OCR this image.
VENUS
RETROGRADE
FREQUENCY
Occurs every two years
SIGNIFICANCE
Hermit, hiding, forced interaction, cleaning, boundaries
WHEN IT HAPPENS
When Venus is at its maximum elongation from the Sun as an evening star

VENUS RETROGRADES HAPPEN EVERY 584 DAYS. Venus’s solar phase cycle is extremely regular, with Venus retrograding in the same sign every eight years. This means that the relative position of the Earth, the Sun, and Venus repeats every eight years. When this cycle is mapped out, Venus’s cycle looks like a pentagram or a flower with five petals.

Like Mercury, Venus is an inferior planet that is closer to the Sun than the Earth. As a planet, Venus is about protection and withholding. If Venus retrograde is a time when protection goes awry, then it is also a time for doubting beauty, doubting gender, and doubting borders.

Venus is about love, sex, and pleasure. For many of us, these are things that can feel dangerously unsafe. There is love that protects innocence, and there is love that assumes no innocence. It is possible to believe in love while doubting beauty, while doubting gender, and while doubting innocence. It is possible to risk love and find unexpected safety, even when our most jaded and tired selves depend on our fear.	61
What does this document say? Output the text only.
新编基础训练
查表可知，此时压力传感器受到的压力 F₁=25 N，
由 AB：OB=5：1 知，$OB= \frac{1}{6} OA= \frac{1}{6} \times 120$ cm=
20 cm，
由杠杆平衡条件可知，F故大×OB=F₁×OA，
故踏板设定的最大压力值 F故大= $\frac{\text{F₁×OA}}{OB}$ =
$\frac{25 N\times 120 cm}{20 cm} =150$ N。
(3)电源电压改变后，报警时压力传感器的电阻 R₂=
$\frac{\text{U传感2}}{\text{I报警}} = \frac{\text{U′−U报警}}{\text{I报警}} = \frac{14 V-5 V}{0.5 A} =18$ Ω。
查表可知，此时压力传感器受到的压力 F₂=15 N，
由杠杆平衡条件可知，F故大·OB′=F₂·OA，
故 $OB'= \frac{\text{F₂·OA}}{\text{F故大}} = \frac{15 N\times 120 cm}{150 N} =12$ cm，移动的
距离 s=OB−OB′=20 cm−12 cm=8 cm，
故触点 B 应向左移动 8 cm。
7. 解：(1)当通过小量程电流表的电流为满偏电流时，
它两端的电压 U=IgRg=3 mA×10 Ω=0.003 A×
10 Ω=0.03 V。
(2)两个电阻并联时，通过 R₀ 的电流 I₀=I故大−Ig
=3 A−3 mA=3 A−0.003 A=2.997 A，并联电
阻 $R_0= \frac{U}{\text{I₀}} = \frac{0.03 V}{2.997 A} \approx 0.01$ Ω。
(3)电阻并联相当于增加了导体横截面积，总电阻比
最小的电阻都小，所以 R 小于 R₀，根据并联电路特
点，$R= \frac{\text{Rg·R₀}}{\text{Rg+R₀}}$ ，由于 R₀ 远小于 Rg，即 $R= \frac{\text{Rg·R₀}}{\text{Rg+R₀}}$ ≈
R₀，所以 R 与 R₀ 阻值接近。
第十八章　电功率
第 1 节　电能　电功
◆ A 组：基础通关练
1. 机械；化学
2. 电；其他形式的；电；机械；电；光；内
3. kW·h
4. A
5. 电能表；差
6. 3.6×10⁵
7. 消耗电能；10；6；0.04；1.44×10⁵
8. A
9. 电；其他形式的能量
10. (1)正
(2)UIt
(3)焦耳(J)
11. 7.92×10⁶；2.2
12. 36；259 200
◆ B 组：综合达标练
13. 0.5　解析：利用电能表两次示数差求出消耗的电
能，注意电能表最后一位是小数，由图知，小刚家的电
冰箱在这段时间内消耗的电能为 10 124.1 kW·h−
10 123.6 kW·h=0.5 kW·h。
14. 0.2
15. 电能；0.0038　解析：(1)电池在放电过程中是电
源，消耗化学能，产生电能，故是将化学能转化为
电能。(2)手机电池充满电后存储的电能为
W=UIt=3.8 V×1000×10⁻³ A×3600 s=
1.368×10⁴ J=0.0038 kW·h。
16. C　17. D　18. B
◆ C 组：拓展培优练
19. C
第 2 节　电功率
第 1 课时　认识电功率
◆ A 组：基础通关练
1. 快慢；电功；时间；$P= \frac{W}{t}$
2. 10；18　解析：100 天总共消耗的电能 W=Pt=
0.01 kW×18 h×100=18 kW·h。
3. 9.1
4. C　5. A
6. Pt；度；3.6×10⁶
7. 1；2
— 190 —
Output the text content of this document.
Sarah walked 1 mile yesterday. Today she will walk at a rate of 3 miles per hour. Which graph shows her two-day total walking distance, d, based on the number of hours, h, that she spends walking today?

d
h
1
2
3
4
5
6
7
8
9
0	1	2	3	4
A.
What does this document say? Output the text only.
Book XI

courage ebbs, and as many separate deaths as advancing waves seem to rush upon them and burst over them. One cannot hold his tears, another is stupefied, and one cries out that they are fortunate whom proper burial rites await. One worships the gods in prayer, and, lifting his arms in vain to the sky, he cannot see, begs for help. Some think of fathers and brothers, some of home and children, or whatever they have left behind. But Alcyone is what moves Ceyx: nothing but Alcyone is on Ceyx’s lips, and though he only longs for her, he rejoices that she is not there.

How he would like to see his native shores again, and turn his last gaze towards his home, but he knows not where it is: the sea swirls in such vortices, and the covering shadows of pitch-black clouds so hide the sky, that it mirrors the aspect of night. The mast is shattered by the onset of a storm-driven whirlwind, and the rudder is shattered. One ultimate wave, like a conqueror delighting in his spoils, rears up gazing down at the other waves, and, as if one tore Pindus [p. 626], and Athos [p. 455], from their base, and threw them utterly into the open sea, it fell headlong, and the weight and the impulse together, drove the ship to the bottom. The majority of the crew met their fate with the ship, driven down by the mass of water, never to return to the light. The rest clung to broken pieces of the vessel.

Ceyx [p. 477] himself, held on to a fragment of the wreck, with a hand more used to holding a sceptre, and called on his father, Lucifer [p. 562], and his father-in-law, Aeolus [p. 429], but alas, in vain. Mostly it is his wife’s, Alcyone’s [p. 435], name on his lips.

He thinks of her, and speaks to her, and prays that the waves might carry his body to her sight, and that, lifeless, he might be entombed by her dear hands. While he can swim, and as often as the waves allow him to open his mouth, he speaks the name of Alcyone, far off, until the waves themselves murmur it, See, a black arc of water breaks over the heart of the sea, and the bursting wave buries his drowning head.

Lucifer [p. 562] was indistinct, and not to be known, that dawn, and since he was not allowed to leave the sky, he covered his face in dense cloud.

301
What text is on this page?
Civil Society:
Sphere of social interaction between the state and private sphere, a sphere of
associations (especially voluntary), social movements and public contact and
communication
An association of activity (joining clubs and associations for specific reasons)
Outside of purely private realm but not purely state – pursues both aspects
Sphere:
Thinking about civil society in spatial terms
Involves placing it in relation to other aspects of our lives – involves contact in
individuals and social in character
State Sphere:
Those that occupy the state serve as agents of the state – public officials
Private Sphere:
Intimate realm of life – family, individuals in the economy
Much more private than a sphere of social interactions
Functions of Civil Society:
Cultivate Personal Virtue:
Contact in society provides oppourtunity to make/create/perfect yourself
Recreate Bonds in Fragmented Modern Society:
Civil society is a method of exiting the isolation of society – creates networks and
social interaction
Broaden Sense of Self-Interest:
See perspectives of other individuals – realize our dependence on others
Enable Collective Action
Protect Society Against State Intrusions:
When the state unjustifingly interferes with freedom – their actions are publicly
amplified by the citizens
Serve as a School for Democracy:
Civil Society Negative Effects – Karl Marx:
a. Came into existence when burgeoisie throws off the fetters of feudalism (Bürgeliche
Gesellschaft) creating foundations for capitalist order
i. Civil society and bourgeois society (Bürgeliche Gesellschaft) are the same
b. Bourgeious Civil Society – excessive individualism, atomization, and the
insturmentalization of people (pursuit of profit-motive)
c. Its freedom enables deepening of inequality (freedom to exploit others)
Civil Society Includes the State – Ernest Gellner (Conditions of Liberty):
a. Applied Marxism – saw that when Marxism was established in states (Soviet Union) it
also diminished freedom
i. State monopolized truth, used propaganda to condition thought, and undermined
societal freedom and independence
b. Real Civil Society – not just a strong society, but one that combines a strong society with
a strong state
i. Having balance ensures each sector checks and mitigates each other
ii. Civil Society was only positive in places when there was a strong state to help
::::
YOUR GOAL
Go through the records and copy each line with "black" in it.

EXERCISE SOLUTION
How he would like to see his native shores again, and turn his last gaze towards his home, but he knows not where it is: the sea swirls in such vortices, and the covering shadows of pitch-black clouds so hide the sky, that it mirrors the aspect of night. The mast is shattered by the onset of a storm-driven whirlwind, and the rudder is shattered. One ultimate wave, like a conqueror delighting in his spoils, rears up gazing down at the other waves, and, as if one tore Pindus [p. 626], and Athos [p. 455], from their base, and threw them utterly into the open sea, it fell headlong, and the weight and the impulse together, drove the ship to the bottom. The majority of the crew met their fate with the ship, driven down by the mass of water, never to return to the light. The rest clung to broken pieces of the vessel.
He thinks of her, and speaks to her, and prays that the waves might carry his body to her sight, and that, lifeless, he might be entombed by her dear hands. While he can swim, and as often as the waves allow him to open his mouth, he speaks the name of Alcyone, far off, until the waves themselves murmur it, See, a black arc of water breaks over the heart of the sea, and the bursting wave buries his drowning head.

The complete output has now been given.